[Data records]
>>>

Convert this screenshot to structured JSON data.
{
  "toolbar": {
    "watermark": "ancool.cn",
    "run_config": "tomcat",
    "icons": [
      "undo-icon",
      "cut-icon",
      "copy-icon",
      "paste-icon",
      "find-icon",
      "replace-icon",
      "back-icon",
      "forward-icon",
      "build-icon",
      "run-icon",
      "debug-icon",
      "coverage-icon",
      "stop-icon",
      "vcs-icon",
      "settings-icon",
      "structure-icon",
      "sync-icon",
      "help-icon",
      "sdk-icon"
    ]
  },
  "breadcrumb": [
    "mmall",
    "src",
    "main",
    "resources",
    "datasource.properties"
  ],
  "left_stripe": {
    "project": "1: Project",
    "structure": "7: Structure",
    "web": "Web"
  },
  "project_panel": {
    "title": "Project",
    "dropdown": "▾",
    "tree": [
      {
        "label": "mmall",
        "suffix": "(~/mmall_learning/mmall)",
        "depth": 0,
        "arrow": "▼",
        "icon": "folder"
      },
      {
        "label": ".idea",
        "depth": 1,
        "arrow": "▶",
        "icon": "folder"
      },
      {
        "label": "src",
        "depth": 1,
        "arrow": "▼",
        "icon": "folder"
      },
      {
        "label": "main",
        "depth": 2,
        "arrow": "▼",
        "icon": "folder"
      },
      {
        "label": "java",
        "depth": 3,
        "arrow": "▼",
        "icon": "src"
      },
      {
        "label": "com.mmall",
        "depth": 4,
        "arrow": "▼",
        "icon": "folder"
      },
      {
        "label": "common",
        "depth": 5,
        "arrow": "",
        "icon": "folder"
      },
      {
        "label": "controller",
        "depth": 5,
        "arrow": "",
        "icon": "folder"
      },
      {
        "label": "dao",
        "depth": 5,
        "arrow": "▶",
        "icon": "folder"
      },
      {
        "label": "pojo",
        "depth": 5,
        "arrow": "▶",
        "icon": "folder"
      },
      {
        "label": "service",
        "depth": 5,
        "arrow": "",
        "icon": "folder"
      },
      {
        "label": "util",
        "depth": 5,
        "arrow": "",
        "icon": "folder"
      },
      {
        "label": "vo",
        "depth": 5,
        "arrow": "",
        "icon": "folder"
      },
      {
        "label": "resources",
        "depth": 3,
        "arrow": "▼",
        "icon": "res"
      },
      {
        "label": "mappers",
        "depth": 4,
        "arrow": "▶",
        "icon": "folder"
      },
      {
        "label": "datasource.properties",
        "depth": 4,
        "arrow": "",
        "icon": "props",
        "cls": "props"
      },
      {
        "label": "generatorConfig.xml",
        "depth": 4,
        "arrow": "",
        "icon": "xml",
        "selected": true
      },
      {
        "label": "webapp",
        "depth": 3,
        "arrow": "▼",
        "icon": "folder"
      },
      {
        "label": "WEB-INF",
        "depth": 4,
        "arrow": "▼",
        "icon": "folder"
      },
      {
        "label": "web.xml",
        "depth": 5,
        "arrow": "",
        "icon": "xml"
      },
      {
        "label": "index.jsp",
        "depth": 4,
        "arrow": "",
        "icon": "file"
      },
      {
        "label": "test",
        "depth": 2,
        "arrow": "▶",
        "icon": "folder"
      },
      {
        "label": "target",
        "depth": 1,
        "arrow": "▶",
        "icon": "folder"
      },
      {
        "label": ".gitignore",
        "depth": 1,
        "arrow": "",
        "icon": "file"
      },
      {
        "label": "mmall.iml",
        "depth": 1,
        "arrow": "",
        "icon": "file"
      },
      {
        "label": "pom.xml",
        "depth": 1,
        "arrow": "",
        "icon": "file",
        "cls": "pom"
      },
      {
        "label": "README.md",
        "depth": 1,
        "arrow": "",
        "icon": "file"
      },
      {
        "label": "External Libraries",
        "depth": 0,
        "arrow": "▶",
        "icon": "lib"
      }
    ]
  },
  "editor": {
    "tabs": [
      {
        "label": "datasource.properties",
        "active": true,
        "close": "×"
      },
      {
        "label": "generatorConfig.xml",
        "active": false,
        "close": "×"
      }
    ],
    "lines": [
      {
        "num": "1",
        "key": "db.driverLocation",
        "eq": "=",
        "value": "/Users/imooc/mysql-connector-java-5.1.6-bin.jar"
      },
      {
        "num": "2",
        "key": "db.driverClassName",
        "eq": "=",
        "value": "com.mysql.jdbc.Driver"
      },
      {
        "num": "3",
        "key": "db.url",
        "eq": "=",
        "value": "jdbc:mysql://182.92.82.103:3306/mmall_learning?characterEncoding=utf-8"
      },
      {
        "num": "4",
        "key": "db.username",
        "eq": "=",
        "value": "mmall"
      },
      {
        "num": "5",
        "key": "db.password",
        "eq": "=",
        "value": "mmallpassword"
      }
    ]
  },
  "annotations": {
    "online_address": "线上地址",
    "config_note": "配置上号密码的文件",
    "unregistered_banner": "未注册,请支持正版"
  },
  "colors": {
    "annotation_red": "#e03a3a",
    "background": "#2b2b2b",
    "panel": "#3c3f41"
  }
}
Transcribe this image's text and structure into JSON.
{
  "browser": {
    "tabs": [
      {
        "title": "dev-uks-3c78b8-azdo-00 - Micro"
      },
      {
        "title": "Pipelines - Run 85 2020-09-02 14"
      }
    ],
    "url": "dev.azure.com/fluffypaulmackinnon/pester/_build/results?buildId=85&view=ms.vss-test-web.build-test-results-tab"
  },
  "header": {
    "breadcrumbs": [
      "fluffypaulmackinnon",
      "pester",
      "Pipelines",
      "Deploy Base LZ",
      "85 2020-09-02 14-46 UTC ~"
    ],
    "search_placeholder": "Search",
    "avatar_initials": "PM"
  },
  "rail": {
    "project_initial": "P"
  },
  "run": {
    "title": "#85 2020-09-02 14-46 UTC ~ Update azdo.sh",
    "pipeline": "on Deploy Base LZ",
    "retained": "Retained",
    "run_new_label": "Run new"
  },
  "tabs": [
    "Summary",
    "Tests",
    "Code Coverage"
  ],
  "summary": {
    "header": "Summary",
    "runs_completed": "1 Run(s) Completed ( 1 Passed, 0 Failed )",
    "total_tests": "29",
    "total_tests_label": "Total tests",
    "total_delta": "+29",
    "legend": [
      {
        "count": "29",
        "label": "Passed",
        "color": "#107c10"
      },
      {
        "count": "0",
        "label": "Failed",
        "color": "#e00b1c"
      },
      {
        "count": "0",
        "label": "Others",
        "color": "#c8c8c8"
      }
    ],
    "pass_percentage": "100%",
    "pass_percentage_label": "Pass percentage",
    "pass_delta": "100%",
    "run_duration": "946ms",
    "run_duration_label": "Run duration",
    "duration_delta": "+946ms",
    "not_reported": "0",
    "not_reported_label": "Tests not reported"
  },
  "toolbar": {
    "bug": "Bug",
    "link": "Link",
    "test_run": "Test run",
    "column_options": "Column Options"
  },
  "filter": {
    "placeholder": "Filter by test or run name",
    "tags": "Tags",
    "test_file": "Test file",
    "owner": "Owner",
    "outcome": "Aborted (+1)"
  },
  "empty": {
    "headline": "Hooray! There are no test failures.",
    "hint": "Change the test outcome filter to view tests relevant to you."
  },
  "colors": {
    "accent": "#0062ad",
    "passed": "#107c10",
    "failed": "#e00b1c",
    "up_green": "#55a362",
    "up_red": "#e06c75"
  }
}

<<<

● Problem to solve: All of the entries above must be quoted exactly.

● Task output:
Convert this screenshot to structured JSON data.
{
  "toolbar": {
    "watermark": "ancool.cn",
    "run_config": "tomcat",
    "icons": [
      "undo-icon",
      "cut-icon",
      "copy-icon",
      "paste-icon",
      "find-icon",
      "replace-icon",
      "back-icon",
      "forward-icon",
      "build-icon",
      "run-icon",
      "debug-icon",
      "coverage-icon",
      "stop-icon",
      "vcs-icon",
      "settings-icon",
      "structure-icon",
      "sync-icon",
      "help-icon",
      "sdk-icon"
    ]
  },
  "breadcrumb": [
    "mmall",
    "src",
    "main",
    "resources",
    "datasource.properties"
  ],
  "left_stripe": {
    "project": "1: Project",
    "structure": "7: Structure",
    "web": "Web"
  },
  "project_panel": {
    "title": "Project",
    "dropdown": "▾",
    "tree": [
      {
        "label": "mmall",
        "suffix": "(~/mmall_learning/mmall)",
        "depth": 0,
        "arrow": "▼",
        "icon": "folder"
      },
      {
        "label": ".idea",
        "depth": 1,
        "arrow": "▶",
        "icon": "folder"
      },
      {
        "label": "src",
        "depth": 1,
        "arrow": "▼",
        "icon": "folder"
      },
      {
        "label": "main",
        "depth": 2,
        "arrow": "▼",
        "icon": "folder"
      },
      {
        "label": "java",
        "depth": 3,
        "arrow": "▼",
        "icon": "src"
      },
      {
        "label": "com.mmall",
        "depth": 4,
        "arrow": "▼",
        "icon": "folder"
      },
      {
        "label": "common",
        "depth": 5,
        "arrow": "",
        "icon": "folder"
      },
      {
        "label": "controller",
        "depth": 5,
        "arrow": "",
        "icon": "folder"
      },
      {
        "label": "dao",
        "depth": 5,
        "arrow": "▶",
        "icon": "folder"
      },
      {
        "label": "pojo",
        "depth": 5,
        "arrow": "▶",
        "icon": "folder"
      },
      {
        "label": "service",
        "depth": 5,
        "arrow": "",
        "icon": "folder"
      },
      {
        "label": "util",
        "depth": 5,
        "arrow": "",
        "icon": "folder"
      },
      {
        "label": "vo",
        "depth": 5,
        "arrow": "",
        "icon": "folder"
      },
      {
        "label": "resources",
        "depth": 3,
        "arrow": "▼",
        "icon": "res"
      },
      {
        "label": "mappers",
        "depth": 4,
        "arrow": "▶",
        "icon": "folder"
      },
      {
        "label": "datasource.properties",
        "depth": 4,
        "arrow": "",
        "icon": "props",
        "cls": "props"
      },
      {
        "label": "generatorConfig.xml",
        "depth": 4,
        "arrow": "",
        "icon": "xml",
        "selected": true
      },
      {
        "label": "webapp",
        "depth": 3,
        "arrow": "▼",
        "icon": "folder"
      },
      {
        "label": "WEB-INF",
        "depth": 4,
        "arrow": "▼",
        "icon": "folder"
      },
      {
        "label": "web.xml",
        "depth": 5,
        "arrow": "",
        "icon": "xml"
      },
      {
        "label": "index.jsp",
        "depth": 4,
        "arrow": "",
        "icon": "file"
      },
      {
        "label": "test",
        "depth": 2,
        "arrow": "▶",
        "icon": "folder"
      },
      {
        "label": "target",
        "depth": 1,
        "arrow": "▶",
        "icon": "folder"
      },
      {
        "label": ".gitignore",
        "depth": 1,
        "arrow": "",
        "icon": "file"
      },
      {
        "label": "mmall.iml",
        "depth": 1,
        "arrow": "",
        "icon": "file"
      },
      {
        "label": "pom.xml",
        "depth": 1,
        "arrow": "",
        "icon": "file",
        "cls": "pom"
      },
      {
        "label": "README.md",
        "depth": 1,
        "arrow": "",
        "icon": "file"
      },
      {
        "label": "External Libraries",
        "depth": 0,
        "arrow": "▶",
        "icon": "lib"
      }
    ]
  },
  "editor": {
    "tabs": [
      {
        "label": "datasource.properties",
        "active": true,
        "close": "×"
      },
      {
        "label": "generatorConfig.xml",
        "active": false,
        "close": "×"
      }
    ],
    "lines": [
      {
        "num": "1",
        "key": "db.driverLocation",
        "eq": "=",
        "value": "/Users/imooc/mysql-connector-java-5.1.6-bin.jar"
      },
      {
        "num": "2",
        "key": "db.driverClassName",
        "eq": "=",
        "value": "com.mysql.jdbc.Driver"
      },
      {
        "num": "3",
        "key": "db.url",
        "eq": "=",
        "value": "jdbc:mysql://182.92.82.103:3306/mmall_learning?characterEncoding=utf-8"
      },
      {
        "num": "4",
        "key": "db.username",
        "eq": "=",
        "value": "mmall"
      },
      {
        "num": "5",
        "key": "db.password",
        "eq": "=",
        "value": "mmallpassword"
      }
    ]
  },
  "annotations": {
    "online_address": "线上地址",
    "config_note": "配置上号密码的文件",
    "unregistered_banner": "未注册,请支持正版"
  },
  "colors": {
    "annotation_red": "#e03a3a",
    "background": "#2b2b2b",
    "panel": "#3c3f41"
  }
}
Transcribe this image's text and structure into JSON.
{
  "browser": {
    "tabs": [
      {
        "title": "dev-uks-3c78b8-azdo-00 - Micro"
      },
      {
        "title": "Pipelines - Run 85 2020-09-02 14"
      }
    ],
    "url": "dev.azure.com/fluffypaulmackinnon/pester/_build/results?buildId=85&view=ms.vss-test-web.build-test-results-tab"
  },
  "header": {
    "breadcrumbs": [
      "fluffypaulmackinnon",
      "pester",
      "Pipelines",
      "Deploy Base LZ",
      "85 2020-09-02 14-46 UTC ~"
    ],
    "search_placeholder": "Search",
    "avatar_initials": "PM"
  },
  "rail": {
    "project_initial": "P"
  },
  "run": {
    "title": "#85 2020-09-02 14-46 UTC ~ Update azdo.sh",
    "pipeline": "on Deploy Base LZ",
    "retained": "Retained",
    "run_new_label": "Run new"
  },
  "tabs": [
    "Summary",
    "Tests",
    "Code Coverage"
  ],
  "summary": {
    "header": "Summary",
    "runs_completed": "1 Run(s) Completed ( 1 Passed, 0 Failed )",
    "total_tests": "29",
    "total_tests_label": "Total tests",
    "total_delta": "+29",
    "legend": [
      {
        "count": "29",
        "label": "Passed",
        "color": "#107c10"
      },
      {
        "count": "0",
        "label": "Failed",
        "color": "#e00b1c"
      },
      {
        "count": "0",
        "label": "Others",
        "color": "#c8c8c8"
      }
    ],
    "pass_percentage": "100%",
    "pass_percentage_label": "Pass percentage",
    "pass_delta": "100%",
    "run_duration": "946ms",
    "run_duration_label": "Run duration",
    "duration_delta": "+946ms",
    "not_reported": "0",
    "not_reported_label": "Tests not reported"
  },
  "toolbar": {
    "bug": "Bug",
    "link": "Link",
    "test_run": "Test run",
    "column_options": "Column Options"
  },
  "filter": {
    "placeholder": "Filter by test or run name",
    "tags": "Tags",
    "test_file": "Test file",
    "owner": "Owner",
    "outcome": "Aborted (+1)"
  },
  "empty": {
    "headline": "Hooray! There are no test failures.",
    "hint": "Change the test outcome filter to view tests relevant to you."
  },
  "colors": {
    "accent": "#0062ad",
    "passed": "#107c10",
    "failed": "#e00b1c",
    "up_green": "#55a362",
    "up_red": "#e06c75"
  }
}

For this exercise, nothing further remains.